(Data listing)

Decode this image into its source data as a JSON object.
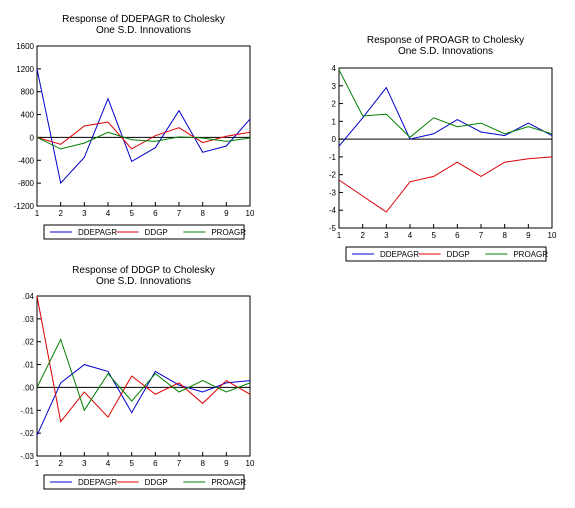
{
  "colors": {
    "DDEPAGR": "#0000cc",
    "DDGP": "#dd0000",
    "PROAGR": "#008000"
  },
  "chart_data": [
    {
      "type": "line",
      "title": "Response of DDEPAGR to Cholesky",
      "subtitle": "One S.D. Innovations",
      "x": [
        1,
        2,
        3,
        4,
        5,
        6,
        7,
        8,
        9,
        10
      ],
      "xticks": [
        "1",
        "2",
        "3",
        "4",
        "5",
        "6",
        "7",
        "8",
        "9",
        "10"
      ],
      "ylim": [
        -1200,
        1600
      ],
      "yticks": [
        -1200,
        -800,
        -400,
        0,
        400,
        800,
        1200,
        1600
      ],
      "ytick_labels": [
        "-1200",
        "-800",
        "-400",
        "0",
        "400",
        "800",
        "1200",
        "1600"
      ],
      "legend": "bottom",
      "series": [
        {
          "name": "DDEPAGR",
          "values": [
            1200,
            -800,
            -350,
            680,
            -420,
            -180,
            470,
            -260,
            -150,
            320
          ]
        },
        {
          "name": "DDGP",
          "values": [
            0,
            -120,
            200,
            270,
            -200,
            30,
            170,
            -90,
            20,
            90
          ]
        },
        {
          "name": "PROAGR",
          "values": [
            0,
            -200,
            -100,
            90,
            -40,
            -70,
            10,
            -10,
            -70,
            -10
          ]
        }
      ]
    },
    {
      "type": "line",
      "title": "Response of PROAGR to Cholesky",
      "subtitle": "One S.D. Innovations",
      "x": [
        1,
        2,
        3,
        4,
        5,
        6,
        7,
        8,
        9,
        10
      ],
      "xticks": [
        "1",
        "2",
        "3",
        "4",
        "5",
        "6",
        "7",
        "8",
        "9",
        "10"
      ],
      "ylim": [
        -5,
        4
      ],
      "yticks": [
        -5,
        -4,
        -3,
        -2,
        -1,
        0,
        1,
        2,
        3,
        4
      ],
      "ytick_labels": [
        "-5",
        "-4",
        "-3",
        "-2",
        "-1",
        "0",
        "1",
        "2",
        "3",
        "4"
      ],
      "legend": "bottom",
      "series": [
        {
          "name": "DDEPAGR",
          "values": [
            -0.4,
            1.2,
            2.9,
            0.0,
            0.3,
            1.1,
            0.4,
            0.2,
            0.9,
            0.2
          ]
        },
        {
          "name": "DDGP",
          "values": [
            -2.3,
            -3.2,
            -4.1,
            -2.4,
            -2.1,
            -1.3,
            -2.1,
            -1.3,
            -1.1,
            -1.0
          ]
        },
        {
          "name": "PROAGR",
          "values": [
            3.9,
            1.3,
            1.4,
            0.1,
            1.2,
            0.7,
            0.9,
            0.3,
            0.7,
            0.3
          ]
        }
      ]
    },
    {
      "type": "line",
      "title": "Response of DDGP to Cholesky",
      "subtitle": "One S.D. Innovations",
      "x": [
        1,
        2,
        3,
        4,
        5,
        6,
        7,
        8,
        9,
        10
      ],
      "xticks": [
        "1",
        "2",
        "3",
        "4",
        "5",
        "6",
        "7",
        "8",
        "9",
        "10"
      ],
      "ylim": [
        -0.03,
        0.04
      ],
      "yticks": [
        -0.03,
        -0.02,
        -0.01,
        0,
        0.01,
        0.02,
        0.03,
        0.04
      ],
      "ytick_labels": [
        "-.03",
        "-.02",
        "-.01",
        ".00",
        ".01",
        ".02",
        ".03",
        ".04"
      ],
      "legend": "bottom",
      "series": [
        {
          "name": "DDEPAGR",
          "values": [
            -0.021,
            0.002,
            0.01,
            0.007,
            -0.011,
            0.007,
            0.001,
            -0.002,
            0.002,
            0.003
          ]
        },
        {
          "name": "DDGP",
          "values": [
            0.04,
            -0.015,
            -0.002,
            -0.013,
            0.005,
            -0.003,
            0.002,
            -0.007,
            0.003,
            -0.003
          ]
        },
        {
          "name": "PROAGR",
          "values": [
            0.0,
            0.021,
            -0.01,
            0.006,
            -0.006,
            0.006,
            -0.002,
            0.003,
            -0.002,
            0.002
          ]
        }
      ]
    }
  ]
}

— WHAT IS ASKED —
Print the records word for word and exclude any picture they hold.

— RESPONSE —
Decode this image into its source data as a JSON object.
{
  "colors": {
    "DDEPAGR": "#0000cc",
    "DDGP": "#dd0000",
    "PROAGR": "#008000"
  },
  "chart_data": [
    {
      "type": "line",
      "title": "Response of DDEPAGR to Cholesky",
      "subtitle": "One S.D. Innovations",
      "x": [
        1,
        2,
        3,
        4,
        5,
        6,
        7,
        8,
        9,
        10
      ],
      "xticks": [
        "1",
        "2",
        "3",
        "4",
        "5",
        "6",
        "7",
        "8",
        "9",
        "10"
      ],
      "ylim": [
        -1200,
        1600
      ],
      "yticks": [
        -1200,
        -800,
        -400,
        0,
        400,
        800,
        1200,
        1600
      ],
      "ytick_labels": [
        "-1200",
        "-800",
        "-400",
        "0",
        "400",
        "800",
        "1200",
        "1600"
      ],
      "legend": "bottom",
      "series": [
        {
          "name": "DDEPAGR",
          "values": [
            1200,
            -800,
            -350,
            680,
            -420,
            -180,
            470,
            -260,
            -150,
            320
          ]
        },
        {
          "name": "DDGP",
          "values": [
            0,
            -120,
            200,
            270,
            -200,
            30,
            170,
            -90,
            20,
            90
          ]
        },
        {
          "name": "PROAGR",
          "values": [
            0,
            -200,
            -100,
            90,
            -40,
            -70,
            10,
            -10,
            -70,
            -10
          ]
        }
      ]
    },
    {
      "type": "line",
      "title": "Response of PROAGR to Cholesky",
      "subtitle": "One S.D. Innovations",
      "x": [
        1,
        2,
        3,
        4,
        5,
        6,
        7,
        8,
        9,
        10
      ],
      "xticks": [
        "1",
        "2",
        "3",
        "4",
        "5",
        "6",
        "7",
        "8",
        "9",
        "10"
      ],
      "ylim": [
        -5,
        4
      ],
      "yticks": [
        -5,
        -4,
        -3,
        -2,
        -1,
        0,
        1,
        2,
        3,
        4
      ],
      "ytick_labels": [
        "-5",
        "-4",
        "-3",
        "-2",
        "-1",
        "0",
        "1",
        "2",
        "3",
        "4"
      ],
      "legend": "bottom",
      "series": [
        {
          "name": "DDEPAGR",
          "values": [
            -0.4,
            1.2,
            2.9,
            0.0,
            0.3,
            1.1,
            0.4,
            0.2,
            0.9,
            0.2
          ]
        },
        {
          "name": "DDGP",
          "values": [
            -2.3,
            -3.2,
            -4.1,
            -2.4,
            -2.1,
            -1.3,
            -2.1,
            -1.3,
            -1.1,
            -1.0
          ]
        },
        {
          "name": "PROAGR",
          "values": [
            3.9,
            1.3,
            1.4,
            0.1,
            1.2,
            0.7,
            0.9,
            0.3,
            0.7,
            0.3
          ]
        }
      ]
    },
    {
      "type": "line",
      "title": "Response of DDGP to Cholesky",
      "subtitle": "One S.D. Innovations",
      "x": [
        1,
        2,
        3,
        4,
        5,
        6,
        7,
        8,
        9,
        10
      ],
      "xticks": [
        "1",
        "2",
        "3",
        "4",
        "5",
        "6",
        "7",
        "8",
        "9",
        "10"
      ],
      "ylim": [
        -0.03,
        0.04
      ],
      "yticks": [
        -0.03,
        -0.02,
        -0.01,
        0,
        0.01,
        0.02,
        0.03,
        0.04
      ],
      "ytick_labels": [
        "-.03",
        "-.02",
        "-.01",
        ".00",
        ".01",
        ".02",
        ".03",
        ".04"
      ],
      "legend": "bottom",
      "series": [
        {
          "name": "DDEPAGR",
          "values": [
            -0.021,
            0.002,
            0.01,
            0.007,
            -0.011,
            0.007,
            0.001,
            -0.002,
            0.002,
            0.003
          ]
        },
        {
          "name": "DDGP",
          "values": [
            0.04,
            -0.015,
            -0.002,
            -0.013,
            0.005,
            -0.003,
            0.002,
            -0.007,
            0.003,
            -0.003
          ]
        },
        {
          "name": "PROAGR",
          "values": [
            0.0,
            0.021,
            -0.01,
            0.006,
            -0.006,
            0.006,
            -0.002,
            0.003,
            -0.002,
            0.002
          ]
        }
      ]
    }
  ]
}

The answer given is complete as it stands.